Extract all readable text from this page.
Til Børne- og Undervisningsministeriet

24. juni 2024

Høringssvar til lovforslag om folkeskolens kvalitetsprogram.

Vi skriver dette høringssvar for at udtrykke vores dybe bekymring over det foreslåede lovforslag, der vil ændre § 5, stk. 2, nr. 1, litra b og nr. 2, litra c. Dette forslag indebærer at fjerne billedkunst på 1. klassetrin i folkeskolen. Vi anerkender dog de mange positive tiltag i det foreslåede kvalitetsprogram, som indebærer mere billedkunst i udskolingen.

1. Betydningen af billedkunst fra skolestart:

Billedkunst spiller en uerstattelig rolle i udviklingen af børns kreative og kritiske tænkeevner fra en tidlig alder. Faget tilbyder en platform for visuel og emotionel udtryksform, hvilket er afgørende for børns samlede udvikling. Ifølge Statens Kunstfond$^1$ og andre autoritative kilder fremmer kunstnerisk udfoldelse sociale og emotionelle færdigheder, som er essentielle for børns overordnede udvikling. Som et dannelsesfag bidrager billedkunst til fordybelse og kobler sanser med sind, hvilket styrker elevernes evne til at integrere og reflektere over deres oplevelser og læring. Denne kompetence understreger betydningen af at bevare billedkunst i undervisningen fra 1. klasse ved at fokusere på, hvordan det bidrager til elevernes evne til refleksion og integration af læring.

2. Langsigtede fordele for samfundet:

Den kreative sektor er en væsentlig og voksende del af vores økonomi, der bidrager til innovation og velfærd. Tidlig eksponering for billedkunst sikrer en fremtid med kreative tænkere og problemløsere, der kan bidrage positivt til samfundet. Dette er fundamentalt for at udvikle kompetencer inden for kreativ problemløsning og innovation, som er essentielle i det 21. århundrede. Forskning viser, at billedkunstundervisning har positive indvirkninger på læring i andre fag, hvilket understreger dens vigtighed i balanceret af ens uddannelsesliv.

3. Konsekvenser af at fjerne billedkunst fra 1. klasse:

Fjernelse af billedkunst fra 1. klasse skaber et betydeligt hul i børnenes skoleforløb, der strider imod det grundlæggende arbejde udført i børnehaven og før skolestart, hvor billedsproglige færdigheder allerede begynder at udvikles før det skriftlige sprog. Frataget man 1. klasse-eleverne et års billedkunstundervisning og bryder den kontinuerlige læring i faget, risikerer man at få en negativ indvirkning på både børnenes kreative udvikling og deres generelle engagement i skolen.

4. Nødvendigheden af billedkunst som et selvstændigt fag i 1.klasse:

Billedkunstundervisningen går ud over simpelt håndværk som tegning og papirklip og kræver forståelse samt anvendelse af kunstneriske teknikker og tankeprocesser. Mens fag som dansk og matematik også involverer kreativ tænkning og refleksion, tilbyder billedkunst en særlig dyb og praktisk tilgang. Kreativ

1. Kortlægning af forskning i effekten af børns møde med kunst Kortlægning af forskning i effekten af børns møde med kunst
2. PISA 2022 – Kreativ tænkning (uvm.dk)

■ Directive
Extract the full set of entries word for word.

■ Expected answer
Extract all readable text from this page.
Til Børne- og Undervisningsministeriet

24. juni 2024

Høringssvar til lovforslag om folkeskolens kvalitetsprogram.

Vi skriver dette høringssvar for at udtrykke vores dybe bekymring over det foreslåede lovforslag, der vil ændre § 5, stk. 2, nr. 1, litra b og nr. 2, litra c. Dette forslag indebærer at fjerne billedkunst på 1. klassetrin i folkeskolen. Vi anerkender dog de mange positive tiltag i det foreslåede kvalitetsprogram, som indebærer mere billedkunst i udskolingen.

1. Betydningen af billedkunst fra skolestart:

Billedkunst spiller en uerstattelig rolle i udviklingen af børns kreative og kritiske tænkeevner fra en tidlig alder. Faget tilbyder en platform for visuel og emotionel udtryksform, hvilket er afgørende for børns samlede udvikling. Ifølge Statens Kunstfond$^1$ og andre autoritative kilder fremmer kunstnerisk udfoldelse sociale og emotionelle færdigheder, som er essentielle for børns overordnede udvikling. Som et dannelsesfag bidrager billedkunst til fordybelse og kobler sanser med sind, hvilket styrker elevernes evne til at integrere og reflektere over deres oplevelser og læring. Denne kompetence understreger betydningen af at bevare billedkunst i undervisningen fra 1. klasse ved at fokusere på, hvordan det bidrager til elevernes evne til refleksion og integration af læring.

2. Langsigtede fordele for samfundet:

Den kreative sektor er en væsentlig og voksende del af vores økonomi, der bidrager til innovation og velfærd. Tidlig eksponering for billedkunst sikrer en fremtid med kreative tænkere og problemløsere, der kan bidrage positivt til samfundet. Dette er fundamentalt for at udvikle kompetencer inden for kreativ problemløsning og innovation, som er essentielle i det 21. århundrede. Forskning viser, at billedkunstundervisning har positive indvirkninger på læring i andre fag, hvilket understreger dens vigtighed i balanceret af ens uddannelsesliv.

3. Konsekvenser af at fjerne billedkunst fra 1. klasse:

Fjernelse af billedkunst fra 1. klasse skaber et betydeligt hul i børnenes skoleforløb, der strider imod det grundlæggende arbejde udført i børnehaven og før skolestart, hvor billedsproglige færdigheder allerede begynder at udvikles før det skriftlige sprog. Frataget man 1. klasse-eleverne et års billedkunstundervisning og bryder den kontinuerlige læring i faget, risikerer man at få en negativ indvirkning på både børnenes kreative udvikling og deres generelle engagement i skolen.

4. Nødvendigheden af billedkunst som et selvstændigt fag i 1.klasse:

Billedkunstundervisningen går ud over simpelt håndværk som tegning og papirklip og kræver forståelse samt anvendelse af kunstneriske teknikker og tankeprocesser. Mens fag som dansk og matematik også involverer kreativ tænkning og refleksion, tilbyder billedkunst en særlig dyb og praktisk tilgang. Kreativ

1. Kortlægning af forskning i effekten af børns møde med kunst Kortlægning af forskning i effekten af børns møde med kunst
2. PISA 2022 – Kreativ tænkning (uvm.dk)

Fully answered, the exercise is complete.